### Text block
*** Block opens ***

- Enhanced audit logging
Privilege visas grant broad, high-risk permissions. Always require approval and use the shortest practical expiration window.
const passport = await createPassport({
name: "AWS Admin",
visaType: "privilege",
scope: ["iam:*", "organizations:*"],
// ...
});
Data Visa
Data access rights for databases and storage systems.
Characteristics:
- Database credentials
- Storage access keys
- Data export capabilities
Examples:
- PostgreSQL connection string
- MongoDB credentials
- S3 bucket access
Default Policies:
- Data classification awareness
- Query logging recommended
- Backup access restrictions
Tag data visas with classification labels like pii, production, or sensitive to make policy enforcement and auditing easier.
const passport = await createPassport({
name: "Production Database",
visaType: "data",
platforms: ["custom"],
scope: ["read", "write"],
tags: ["production", "pii"],
// ...
});
Compliance Visa
Credentials that access regulated data.
Characteristics:
- Subject to regulatory requirements
- Enhanced audit requirements
- Access logging mandatory
Examples:
- Healthcare data APIs (HIPAA)
- Payment processing (PCI-DSS)
- EU customer data (GDPR)
Default Policies:
- Always requires approval
- Strict expiration (7-30 days)
- Cannot be delegated
- Full audit trail required
Compliance visas cannot be delegated and require a full audit trail. Ensure your logging infrastructure is in place before issuing these credentials.
const passport = await createPassport({
name: "Healthcare API",
visaType: "compliance",
scope: ["patient.read"],
tags: ["hipaa", "phi"],
// ...
});
Ecosystem Visa
Cross-platform credentials for multi-service integrations.
Characteristics:
- Access to multiple services
- Integration platform credentials
- Workflow automation tokens
Examples:
- Zapier API key
- IFTTT webhook
- Enterprise SSO token
Default Policies:
- Medium scrutiny
- Platform-specific scoping
- Delegation tracking important
Because ecosystem visas span multiple platforms, pay close attention to delegation tracking to maintain visibility into where the credential is used.
const passport = await createPassport({
name: "Integration Platform",
visaType: "ecosystem",
platforms: ["openai", "github", "custom"],
scope: ["integration.*"],
// ...
});
Custom Visa
Business-defined authorization for unique or specialized access patterns.
Characteristics:
- Fully configurable policies
- Organization-specific rules
- Tailored approval workflows
- Flexible scope definitions
Examples:
- Internal service mesh credentials
- Partner API integrations
- Legacy system access
- Custom workflow authorizations
Default Policies:
- No default restrictions
- Policies defined by organization
- Custom approval chains supported
- Flexible expiration rules
const passport = await createPassport({
name: "Internal Service Token",
visaType: "custom",
platforms: ["custom"],
scope: ["service.internal.*"],
tags: ["internal", "service-mesh"],
notes: "Custom authorization for internal microservice communication",
// ...

*** Block closes ***

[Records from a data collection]
*** Block opens ***

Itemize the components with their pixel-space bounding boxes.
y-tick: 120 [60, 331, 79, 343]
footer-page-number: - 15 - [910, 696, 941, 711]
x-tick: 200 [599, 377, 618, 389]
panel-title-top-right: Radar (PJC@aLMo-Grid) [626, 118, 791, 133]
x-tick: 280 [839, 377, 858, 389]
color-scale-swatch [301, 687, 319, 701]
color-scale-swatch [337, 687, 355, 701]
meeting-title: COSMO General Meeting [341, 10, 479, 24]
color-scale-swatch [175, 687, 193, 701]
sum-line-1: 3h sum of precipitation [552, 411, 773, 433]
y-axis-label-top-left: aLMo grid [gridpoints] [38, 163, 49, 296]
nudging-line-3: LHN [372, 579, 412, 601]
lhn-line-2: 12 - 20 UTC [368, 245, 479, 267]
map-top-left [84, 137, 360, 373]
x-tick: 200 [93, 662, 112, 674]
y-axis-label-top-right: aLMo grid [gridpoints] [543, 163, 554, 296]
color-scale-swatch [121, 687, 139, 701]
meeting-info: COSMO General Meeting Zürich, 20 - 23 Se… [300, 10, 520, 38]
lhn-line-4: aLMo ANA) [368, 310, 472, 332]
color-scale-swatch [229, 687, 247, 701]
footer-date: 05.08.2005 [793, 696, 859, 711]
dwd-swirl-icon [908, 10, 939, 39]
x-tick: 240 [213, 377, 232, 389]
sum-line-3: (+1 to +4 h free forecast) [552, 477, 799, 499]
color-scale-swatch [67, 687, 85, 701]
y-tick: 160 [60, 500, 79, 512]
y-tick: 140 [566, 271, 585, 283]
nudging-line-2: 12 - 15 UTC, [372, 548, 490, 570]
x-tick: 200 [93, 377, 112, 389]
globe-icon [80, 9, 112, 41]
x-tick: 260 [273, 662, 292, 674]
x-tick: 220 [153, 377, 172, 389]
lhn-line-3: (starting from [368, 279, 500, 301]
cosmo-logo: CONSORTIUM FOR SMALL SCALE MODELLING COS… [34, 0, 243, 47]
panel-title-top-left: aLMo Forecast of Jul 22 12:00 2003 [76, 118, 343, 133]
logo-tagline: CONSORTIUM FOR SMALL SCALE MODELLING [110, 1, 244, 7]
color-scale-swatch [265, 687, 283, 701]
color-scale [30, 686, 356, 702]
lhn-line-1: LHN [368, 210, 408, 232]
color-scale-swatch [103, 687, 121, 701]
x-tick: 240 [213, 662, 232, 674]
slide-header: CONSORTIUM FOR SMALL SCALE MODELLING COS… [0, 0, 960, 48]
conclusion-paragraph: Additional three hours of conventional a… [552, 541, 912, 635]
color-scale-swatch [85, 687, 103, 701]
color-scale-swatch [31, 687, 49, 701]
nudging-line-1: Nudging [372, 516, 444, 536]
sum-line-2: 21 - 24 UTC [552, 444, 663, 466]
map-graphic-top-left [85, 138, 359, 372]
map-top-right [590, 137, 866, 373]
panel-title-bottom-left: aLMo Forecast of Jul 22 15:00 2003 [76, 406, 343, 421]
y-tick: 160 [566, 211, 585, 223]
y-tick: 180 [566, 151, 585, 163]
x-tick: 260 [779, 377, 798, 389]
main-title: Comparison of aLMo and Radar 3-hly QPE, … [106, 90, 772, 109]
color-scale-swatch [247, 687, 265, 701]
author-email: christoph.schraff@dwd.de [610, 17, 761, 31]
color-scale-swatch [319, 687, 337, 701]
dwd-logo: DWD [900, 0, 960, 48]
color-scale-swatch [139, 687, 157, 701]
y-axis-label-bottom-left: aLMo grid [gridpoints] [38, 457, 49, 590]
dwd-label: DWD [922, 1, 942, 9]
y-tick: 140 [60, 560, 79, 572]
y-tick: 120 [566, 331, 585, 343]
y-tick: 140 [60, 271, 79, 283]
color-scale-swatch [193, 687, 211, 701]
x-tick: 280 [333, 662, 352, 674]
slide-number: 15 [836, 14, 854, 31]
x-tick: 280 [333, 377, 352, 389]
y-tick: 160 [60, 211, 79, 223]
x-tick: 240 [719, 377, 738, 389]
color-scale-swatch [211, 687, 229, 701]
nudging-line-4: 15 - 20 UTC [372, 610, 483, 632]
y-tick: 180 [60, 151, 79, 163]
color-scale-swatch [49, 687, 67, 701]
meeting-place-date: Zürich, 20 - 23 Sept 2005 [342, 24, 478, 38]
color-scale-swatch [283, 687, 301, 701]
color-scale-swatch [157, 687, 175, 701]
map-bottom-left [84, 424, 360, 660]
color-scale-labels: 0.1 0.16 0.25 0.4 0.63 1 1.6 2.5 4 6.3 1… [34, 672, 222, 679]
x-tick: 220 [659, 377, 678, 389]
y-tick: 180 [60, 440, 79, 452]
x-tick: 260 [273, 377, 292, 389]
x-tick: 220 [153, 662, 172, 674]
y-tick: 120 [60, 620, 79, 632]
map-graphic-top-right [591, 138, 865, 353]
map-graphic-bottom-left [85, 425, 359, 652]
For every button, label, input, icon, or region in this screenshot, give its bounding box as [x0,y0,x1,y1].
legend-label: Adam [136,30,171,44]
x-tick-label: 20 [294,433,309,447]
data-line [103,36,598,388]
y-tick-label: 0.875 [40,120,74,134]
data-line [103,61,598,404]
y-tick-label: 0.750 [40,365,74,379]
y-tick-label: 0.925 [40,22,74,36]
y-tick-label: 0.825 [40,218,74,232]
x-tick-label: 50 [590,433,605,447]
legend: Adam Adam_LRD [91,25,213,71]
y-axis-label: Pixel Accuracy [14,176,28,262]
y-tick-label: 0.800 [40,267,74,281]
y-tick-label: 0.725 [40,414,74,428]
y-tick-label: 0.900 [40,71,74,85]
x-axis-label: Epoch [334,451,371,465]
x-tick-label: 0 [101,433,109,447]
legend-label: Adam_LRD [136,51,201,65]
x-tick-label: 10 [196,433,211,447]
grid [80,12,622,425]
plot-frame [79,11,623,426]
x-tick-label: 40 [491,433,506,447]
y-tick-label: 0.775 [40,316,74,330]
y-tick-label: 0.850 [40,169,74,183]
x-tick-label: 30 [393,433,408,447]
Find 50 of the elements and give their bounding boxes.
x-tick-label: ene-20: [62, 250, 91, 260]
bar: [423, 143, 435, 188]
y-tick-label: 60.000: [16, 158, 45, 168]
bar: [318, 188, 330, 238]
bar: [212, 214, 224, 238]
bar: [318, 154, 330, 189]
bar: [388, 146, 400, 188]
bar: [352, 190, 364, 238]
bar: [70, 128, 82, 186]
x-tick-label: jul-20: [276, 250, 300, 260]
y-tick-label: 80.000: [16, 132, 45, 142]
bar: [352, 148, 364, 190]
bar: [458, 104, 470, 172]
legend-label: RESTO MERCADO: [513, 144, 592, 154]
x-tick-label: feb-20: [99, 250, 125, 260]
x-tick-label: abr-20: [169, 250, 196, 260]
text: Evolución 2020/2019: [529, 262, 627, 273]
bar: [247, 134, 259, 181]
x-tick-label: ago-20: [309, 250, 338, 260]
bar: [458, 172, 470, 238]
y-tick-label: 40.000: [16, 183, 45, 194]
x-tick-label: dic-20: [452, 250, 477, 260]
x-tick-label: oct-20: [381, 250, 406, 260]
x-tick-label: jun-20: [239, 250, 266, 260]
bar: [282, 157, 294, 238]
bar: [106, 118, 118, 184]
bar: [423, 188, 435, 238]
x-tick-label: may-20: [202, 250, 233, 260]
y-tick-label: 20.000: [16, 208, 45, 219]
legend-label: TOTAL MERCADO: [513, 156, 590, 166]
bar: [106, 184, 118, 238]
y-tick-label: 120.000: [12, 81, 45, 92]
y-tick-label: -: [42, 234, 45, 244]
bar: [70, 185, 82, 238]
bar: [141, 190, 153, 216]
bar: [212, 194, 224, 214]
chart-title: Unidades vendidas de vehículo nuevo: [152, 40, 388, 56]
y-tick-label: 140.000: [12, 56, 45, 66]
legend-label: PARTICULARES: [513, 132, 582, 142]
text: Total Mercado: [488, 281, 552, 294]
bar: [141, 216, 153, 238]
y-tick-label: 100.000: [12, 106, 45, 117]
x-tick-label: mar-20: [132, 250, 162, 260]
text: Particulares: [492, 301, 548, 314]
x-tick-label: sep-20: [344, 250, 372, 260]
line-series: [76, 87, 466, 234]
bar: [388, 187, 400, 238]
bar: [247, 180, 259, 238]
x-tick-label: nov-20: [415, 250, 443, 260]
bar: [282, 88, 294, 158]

*** Block closes ***

Answer these questions from the text on credential visa types:
(a) What expiration range is listed as a default policy for compliance visas?
(b) What three examples are given for the ecosystem visa?
(c) What classification labels are suggested for tagging data visas?
You won't need the records for this.

### Result of this exercise
(a) 7-30 days
(b) Zapier API key, IFTTT webhook, and Enterprise SSO token
(c) pii, production, or sensitive